WORK TO BE COMPLETED:
Write out all entries word for word.

⁂

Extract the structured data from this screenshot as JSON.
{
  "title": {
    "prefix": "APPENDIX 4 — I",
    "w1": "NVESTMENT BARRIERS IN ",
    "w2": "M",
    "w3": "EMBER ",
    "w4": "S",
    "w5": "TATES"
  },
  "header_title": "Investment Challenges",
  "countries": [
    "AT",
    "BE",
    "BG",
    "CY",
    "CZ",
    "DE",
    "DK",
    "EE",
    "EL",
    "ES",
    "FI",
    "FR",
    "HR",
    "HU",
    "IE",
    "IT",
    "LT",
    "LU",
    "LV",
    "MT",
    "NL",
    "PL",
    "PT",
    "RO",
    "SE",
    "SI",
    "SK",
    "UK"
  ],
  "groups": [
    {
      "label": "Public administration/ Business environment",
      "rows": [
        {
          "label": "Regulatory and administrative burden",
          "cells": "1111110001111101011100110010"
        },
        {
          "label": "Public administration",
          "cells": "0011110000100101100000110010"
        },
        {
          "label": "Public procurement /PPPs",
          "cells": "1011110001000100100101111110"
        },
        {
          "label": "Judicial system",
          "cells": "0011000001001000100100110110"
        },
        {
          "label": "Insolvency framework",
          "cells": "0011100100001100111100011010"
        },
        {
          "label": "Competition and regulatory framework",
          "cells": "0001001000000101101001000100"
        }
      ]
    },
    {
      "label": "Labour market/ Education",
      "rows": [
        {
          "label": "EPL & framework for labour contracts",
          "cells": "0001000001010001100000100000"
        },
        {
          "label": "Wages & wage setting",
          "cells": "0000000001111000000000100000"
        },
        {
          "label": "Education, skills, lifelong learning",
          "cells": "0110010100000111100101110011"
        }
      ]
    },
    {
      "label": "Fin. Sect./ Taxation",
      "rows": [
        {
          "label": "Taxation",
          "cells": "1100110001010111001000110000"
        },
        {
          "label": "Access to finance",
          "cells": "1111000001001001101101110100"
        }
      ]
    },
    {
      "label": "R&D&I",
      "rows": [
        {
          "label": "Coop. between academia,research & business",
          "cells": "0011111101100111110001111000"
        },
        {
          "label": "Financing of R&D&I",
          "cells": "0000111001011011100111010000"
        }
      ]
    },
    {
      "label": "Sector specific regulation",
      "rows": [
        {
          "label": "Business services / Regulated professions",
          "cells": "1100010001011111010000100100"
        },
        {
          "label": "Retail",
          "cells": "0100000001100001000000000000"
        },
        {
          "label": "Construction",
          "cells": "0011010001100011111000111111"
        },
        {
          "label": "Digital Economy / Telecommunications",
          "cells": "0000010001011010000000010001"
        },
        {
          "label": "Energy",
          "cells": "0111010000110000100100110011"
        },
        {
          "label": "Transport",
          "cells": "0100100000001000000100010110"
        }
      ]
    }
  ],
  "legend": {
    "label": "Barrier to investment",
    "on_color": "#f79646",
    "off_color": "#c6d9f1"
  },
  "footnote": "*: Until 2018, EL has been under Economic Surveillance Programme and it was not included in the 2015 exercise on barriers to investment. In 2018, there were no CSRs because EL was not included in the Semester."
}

⁂

OUTPUT FOR THIS TASK:
Extract the structured data from this screenshot as JSON.
{
  "title": {
    "prefix": "APPENDIX 4 — I",
    "w1": "NVESTMENT BARRIERS IN ",
    "w2": "M",
    "w3": "EMBER ",
    "w4": "S",
    "w5": "TATES"
  },
  "header_title": "Investment Challenges",
  "countries": [
    "AT",
    "BE",
    "BG",
    "CY",
    "CZ",
    "DE",
    "DK",
    "EE",
    "EL",
    "ES",
    "FI",
    "FR",
    "HR",
    "HU",
    "IE",
    "IT",
    "LT",
    "LU",
    "LV",
    "MT",
    "NL",
    "PL",
    "PT",
    "RO",
    "SE",
    "SI",
    "SK",
    "UK"
  ],
  "groups": [
    {
      "label": "Public administration/ Business environment",
      "rows": [
        {
          "label": "Regulatory and administrative burden",
          "cells": "1111110001111101011100110010"
        },
        {
          "label": "Public administration",
          "cells": "0011110000100101100000110010"
        },
        {
          "label": "Public procurement /PPPs",
          "cells": "1011110001000100100101111110"
        },
        {
          "label": "Judicial system",
          "cells": "0011000001001000100100110110"
        },
        {
          "label": "Insolvency framework",
          "cells": "0011100100001100111100011010"
        },
        {
          "label": "Competition and regulatory framework",
          "cells": "0001001000000101101001000100"
        }
      ]
    },
    {
      "label": "Labour market/ Education",
      "rows": [
        {
          "label": "EPL & framework for labour contracts",
          "cells": "0001000001010001100000100000"
        },
        {
          "label": "Wages & wage setting",
          "cells": "0000000001111000000000100000"
        },
        {
          "label": "Education, skills, lifelong learning",
          "cells": "0110010100000111100101110011"
        }
      ]
    },
    {
      "label": "Fin. Sect./ Taxation",
      "rows": [
        {
          "label": "Taxation",
          "cells": "1100110001010111001000110000"
        },
        {
          "label": "Access to finance",
          "cells": "1111000001001001101101110100"
        }
      ]
    },
    {
      "label": "R&D&I",
      "rows": [
        {
          "label": "Coop. between academia,research & business",
          "cells": "0011111101100111110001111000"
        },
        {
          "label": "Financing of R&D&I",
          "cells": "0000111001011011100111010000"
        }
      ]
    },
    {
      "label": "Sector specific regulation",
      "rows": [
        {
          "label": "Business services / Regulated professions",
          "cells": "1100010001011111010000100100"
        },
        {
          "label": "Retail",
          "cells": "0100000001100001000000000000"
        },
        {
          "label": "Construction",
          "cells": "0011010001100011111000111111"
        },
        {
          "label": "Digital Economy / Telecommunications",
          "cells": "0000010001011010000000010001"
        },
        {
          "label": "Energy",
          "cells": "0111010000110000100100110011"
        },
        {
          "label": "Transport",
          "cells": "0100100000001000000100010110"
        }
      ]
    }
  ],
  "legend": {
    "label": "Barrier to investment",
    "on_color": "#f79646",
    "off_color": "#c6d9f1"
  },
  "footnote": "*: Until 2018, EL has been under Economic Surveillance Programme and it was not included in the 2015 exercise on barriers to investment. In 2018, there were no CSRs because EL was not included in the Semester."
}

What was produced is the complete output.